- [Source data]:
————————
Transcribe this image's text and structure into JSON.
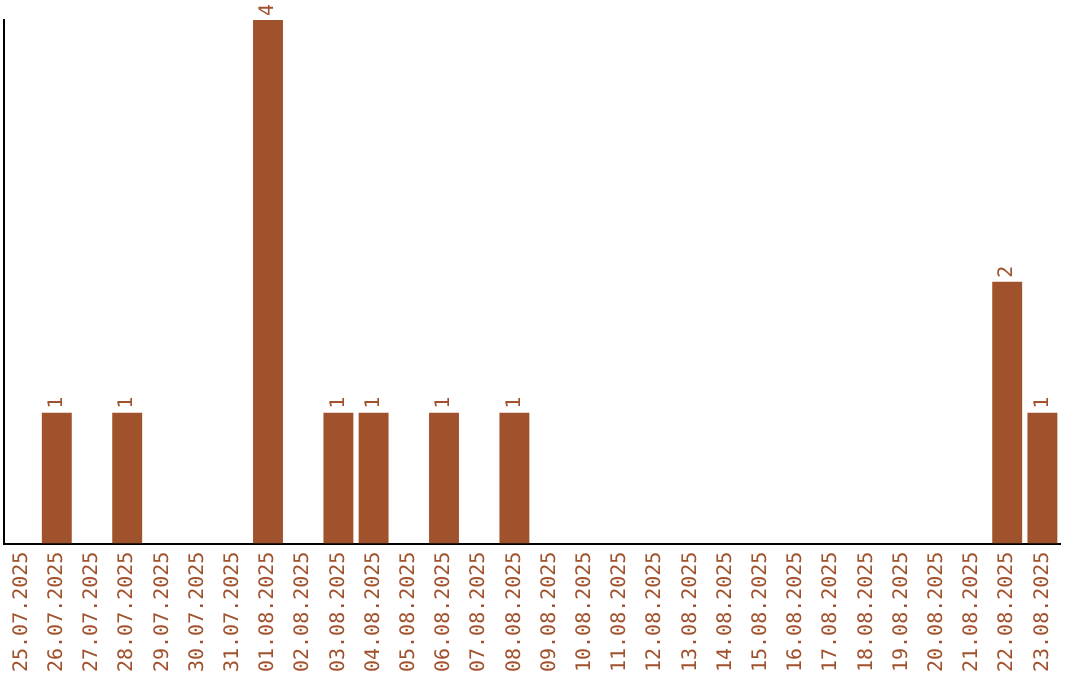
{
  "chart_data": {
    "type": "bar",
    "categories": [
      "25.07.2025",
      "26.07.2025",
      "27.07.2025",
      "28.07.2025",
      "29.07.2025",
      "30.07.2025",
      "31.07.2025",
      "01.08.2025",
      "02.08.2025",
      "03.08.2025",
      "04.08.2025",
      "05.08.2025",
      "06.08.2025",
      "07.08.2025",
      "08.08.2025",
      "09.08.2025",
      "10.08.2025",
      "11.08.2025",
      "12.08.2025",
      "13.08.2025",
      "14.08.2025",
      "15.08.2025",
      "16.08.2025",
      "17.08.2025",
      "18.08.2025",
      "19.08.2025",
      "20.08.2025",
      "21.08.2025",
      "22.08.2025",
      "23.08.2025"
    ],
    "values": [
      0,
      1,
      0,
      1,
      0,
      0,
      0,
      4,
      0,
      1,
      1,
      0,
      1,
      0,
      1,
      0,
      0,
      0,
      0,
      0,
      0,
      0,
      0,
      0,
      0,
      0,
      0,
      0,
      2,
      1
    ],
    "value_labels": [
      null,
      "1",
      null,
      "1",
      null,
      null,
      null,
      "4",
      null,
      "1",
      "1",
      null,
      "1",
      null,
      "1",
      null,
      null,
      null,
      null,
      null,
      null,
      null,
      null,
      null,
      null,
      null,
      null,
      null,
      "2",
      "1"
    ],
    "color": "#a0522d",
    "ylim": [
      0,
      4
    ],
    "tick_labels": "x",
    "grid": false,
    "legend": false
  }
}
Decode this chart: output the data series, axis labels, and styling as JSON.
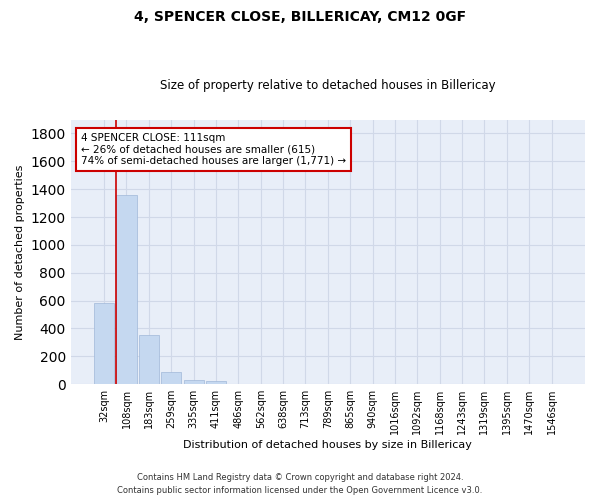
{
  "title": "4, SPENCER CLOSE, BILLERICAY, CM12 0GF",
  "subtitle": "Size of property relative to detached houses in Billericay",
  "xlabel": "Distribution of detached houses by size in Billericay",
  "ylabel": "Number of detached properties",
  "bin_labels": [
    "32sqm",
    "108sqm",
    "183sqm",
    "259sqm",
    "335sqm",
    "411sqm",
    "486sqm",
    "562sqm",
    "638sqm",
    "713sqm",
    "789sqm",
    "865sqm",
    "940sqm",
    "1016sqm",
    "1092sqm",
    "1168sqm",
    "1243sqm",
    "1319sqm",
    "1395sqm",
    "1470sqm",
    "1546sqm"
  ],
  "bar_values": [
    580,
    1355,
    355,
    90,
    30,
    20,
    0,
    0,
    0,
    0,
    0,
    0,
    0,
    0,
    0,
    0,
    0,
    0,
    0,
    0,
    0
  ],
  "bar_color": "#c5d8f0",
  "bar_edgecolor": "#a0b8d8",
  "property_line_x": 0.55,
  "annotation_text": "4 SPENCER CLOSE: 111sqm\n← 26% of detached houses are smaller (615)\n74% of semi-detached houses are larger (1,771) →",
  "annotation_box_edgecolor": "#cc0000",
  "annotation_box_facecolor": "#ffffff",
  "vline_color": "#cc0000",
  "ylim": [
    0,
    1900
  ],
  "yticks": [
    0,
    200,
    400,
    600,
    800,
    1000,
    1200,
    1400,
    1600,
    1800
  ],
  "grid_color": "#d0d8e8",
  "bg_color": "#e8eef8",
  "footer_line1": "Contains HM Land Registry data © Crown copyright and database right 2024.",
  "footer_line2": "Contains public sector information licensed under the Open Government Licence v3.0."
}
————————
- [Problem description]:
Every line above should be repeated exactly; pictures stay out of the copy.

- [Exercise answer]:
Transcribe this image's text and structure into JSON.
{
  "chart_data": {
    "type": "bar",
    "categories": [
      "25.07.2025",
      "26.07.2025",
      "27.07.2025",
      "28.07.2025",
      "29.07.2025",
      "30.07.2025",
      "31.07.2025",
      "01.08.2025",
      "02.08.2025",
      "03.08.2025",
      "04.08.2025",
      "05.08.2025",
      "06.08.2025",
      "07.08.2025",
      "08.08.2025",
      "09.08.2025",
      "10.08.2025",
      "11.08.2025",
      "12.08.2025",
      "13.08.2025",
      "14.08.2025",
      "15.08.2025",
      "16.08.2025",
      "17.08.2025",
      "18.08.2025",
      "19.08.2025",
      "20.08.2025",
      "21.08.2025",
      "22.08.2025",
      "23.08.2025"
    ],
    "values": [
      0,
      1,
      0,
      1,
      0,
      0,
      0,
      4,
      0,
      1,
      1,
      0,
      1,
      0,
      1,
      0,
      0,
      0,
      0,
      0,
      0,
      0,
      0,
      0,
      0,
      0,
      0,
      0,
      2,
      1
    ],
    "value_labels": [
      null,
      "1",
      null,
      "1",
      null,
      null,
      null,
      "4",
      null,
      "1",
      "1",
      null,
      "1",
      null,
      "1",
      null,
      null,
      null,
      null,
      null,
      null,
      null,
      null,
      null,
      null,
      null,
      null,
      null,
      "2",
      "1"
    ],
    "color": "#a0522d",
    "ylim": [
      0,
      4
    ],
    "tick_labels": "x",
    "grid": false,
    "legend": false
  }
}
Decode this chart: output the data series, axis labels, and styling as JSON.
{
  "title": "4, SPENCER CLOSE, BILLERICAY, CM12 0GF",
  "subtitle": "Size of property relative to detached houses in Billericay",
  "xlabel": "Distribution of detached houses by size in Billericay",
  "ylabel": "Number of detached properties",
  "bin_labels": [
    "32sqm",
    "108sqm",
    "183sqm",
    "259sqm",
    "335sqm",
    "411sqm",
    "486sqm",
    "562sqm",
    "638sqm",
    "713sqm",
    "789sqm",
    "865sqm",
    "940sqm",
    "1016sqm",
    "1092sqm",
    "1168sqm",
    "1243sqm",
    "1319sqm",
    "1395sqm",
    "1470sqm",
    "1546sqm"
  ],
  "bar_values": [
    580,
    1355,
    355,
    90,
    30,
    20,
    0,
    0,
    0,
    0,
    0,
    0,
    0,
    0,
    0,
    0,
    0,
    0,
    0,
    0,
    0
  ],
  "bar_color": "#c5d8f0",
  "bar_edgecolor": "#a0b8d8",
  "property_line_x": 0.55,
  "annotation_text": "4 SPENCER CLOSE: 111sqm\n← 26% of detached houses are smaller (615)\n74% of semi-detached houses are larger (1,771) →",
  "annotation_box_edgecolor": "#cc0000",
  "annotation_box_facecolor": "#ffffff",
  "vline_color": "#cc0000",
  "ylim": [
    0,
    1900
  ],
  "yticks": [
    0,
    200,
    400,
    600,
    800,
    1000,
    1200,
    1400,
    1600,
    1800
  ],
  "grid_color": "#d0d8e8",
  "bg_color": "#e8eef8",
  "footer_line1": "Contains HM Land Registry data © Crown copyright and database right 2024.",
  "footer_line2": "Contains public sector information licensed under the Open Government Licence v3.0."
}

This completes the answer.